-- START OF WORKING DATA --

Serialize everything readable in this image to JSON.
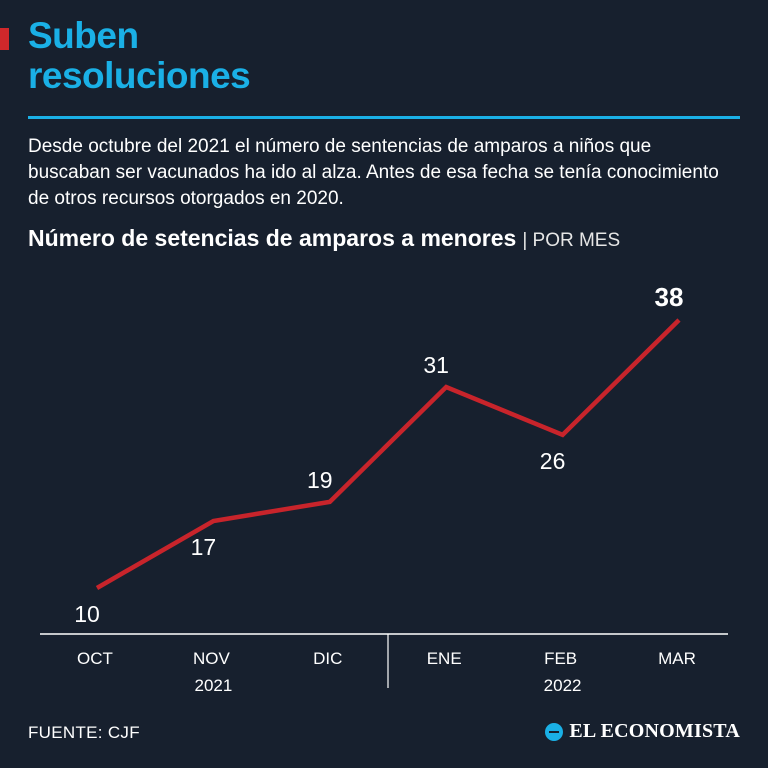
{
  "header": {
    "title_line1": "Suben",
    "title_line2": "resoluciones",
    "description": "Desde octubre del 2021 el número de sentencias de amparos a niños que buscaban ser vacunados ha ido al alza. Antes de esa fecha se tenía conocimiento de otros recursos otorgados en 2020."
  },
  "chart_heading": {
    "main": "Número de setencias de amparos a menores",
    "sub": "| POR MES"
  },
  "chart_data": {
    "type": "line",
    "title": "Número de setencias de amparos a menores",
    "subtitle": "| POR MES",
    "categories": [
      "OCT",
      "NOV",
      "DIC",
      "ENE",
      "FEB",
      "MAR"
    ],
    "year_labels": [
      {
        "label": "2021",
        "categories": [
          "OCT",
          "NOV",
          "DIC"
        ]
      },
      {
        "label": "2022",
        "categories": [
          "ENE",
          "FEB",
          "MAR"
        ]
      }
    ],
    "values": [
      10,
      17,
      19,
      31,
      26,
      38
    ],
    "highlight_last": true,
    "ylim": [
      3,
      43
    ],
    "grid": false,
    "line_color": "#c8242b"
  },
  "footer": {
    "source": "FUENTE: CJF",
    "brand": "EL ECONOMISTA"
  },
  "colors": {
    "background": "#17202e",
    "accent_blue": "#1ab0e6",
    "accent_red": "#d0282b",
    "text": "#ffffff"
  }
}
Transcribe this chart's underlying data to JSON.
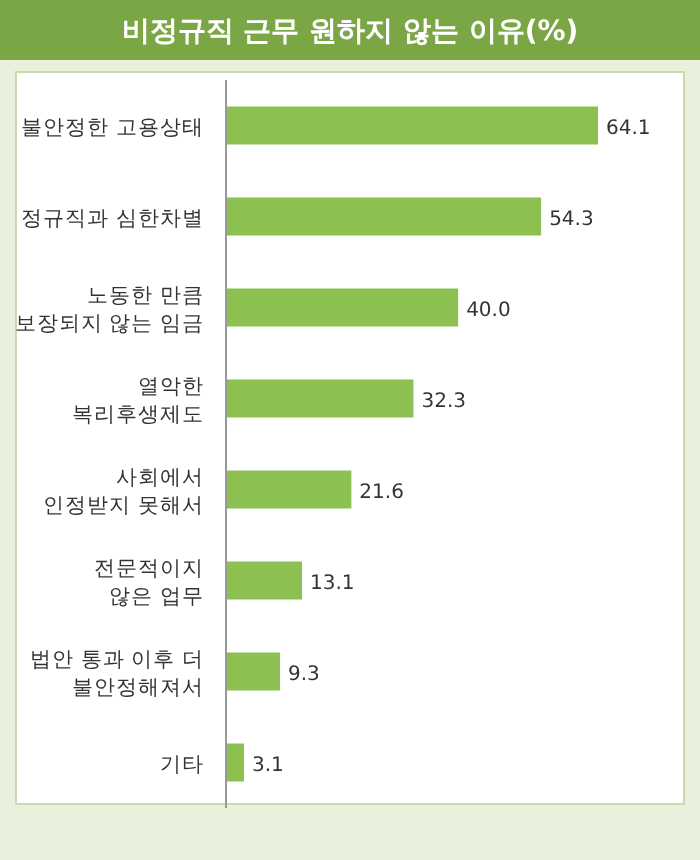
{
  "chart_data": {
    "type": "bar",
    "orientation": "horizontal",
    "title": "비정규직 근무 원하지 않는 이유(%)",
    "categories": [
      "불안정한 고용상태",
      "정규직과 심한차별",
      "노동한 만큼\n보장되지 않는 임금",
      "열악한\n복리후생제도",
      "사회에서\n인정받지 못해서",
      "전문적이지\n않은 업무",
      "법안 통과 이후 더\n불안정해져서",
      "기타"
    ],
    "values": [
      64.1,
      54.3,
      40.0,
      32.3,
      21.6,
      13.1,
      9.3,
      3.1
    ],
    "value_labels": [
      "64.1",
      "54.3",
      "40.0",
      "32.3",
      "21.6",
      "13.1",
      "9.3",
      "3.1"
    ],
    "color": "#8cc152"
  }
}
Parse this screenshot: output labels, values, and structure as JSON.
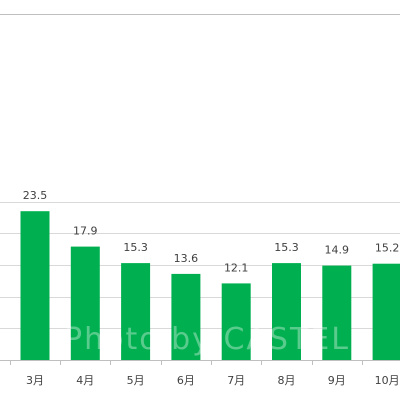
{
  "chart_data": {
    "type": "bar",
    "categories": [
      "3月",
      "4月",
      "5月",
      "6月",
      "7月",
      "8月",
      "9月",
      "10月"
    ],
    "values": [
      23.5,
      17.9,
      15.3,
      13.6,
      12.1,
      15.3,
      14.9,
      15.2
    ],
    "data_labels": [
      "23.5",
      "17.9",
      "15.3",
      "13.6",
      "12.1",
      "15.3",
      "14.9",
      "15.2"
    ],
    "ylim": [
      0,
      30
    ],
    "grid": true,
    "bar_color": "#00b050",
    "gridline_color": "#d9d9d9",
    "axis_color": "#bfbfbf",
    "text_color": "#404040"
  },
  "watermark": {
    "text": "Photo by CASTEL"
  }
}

-- END OF WORKING DATA --

WORK INSTRUCTIONS » Using the records above, copy every line that has the word "setencias" in it.

EXERCISE ANSWER »
    "main": "Número de setencias de amparos a menores",
    "title": "Número de setencias de amparos a menores",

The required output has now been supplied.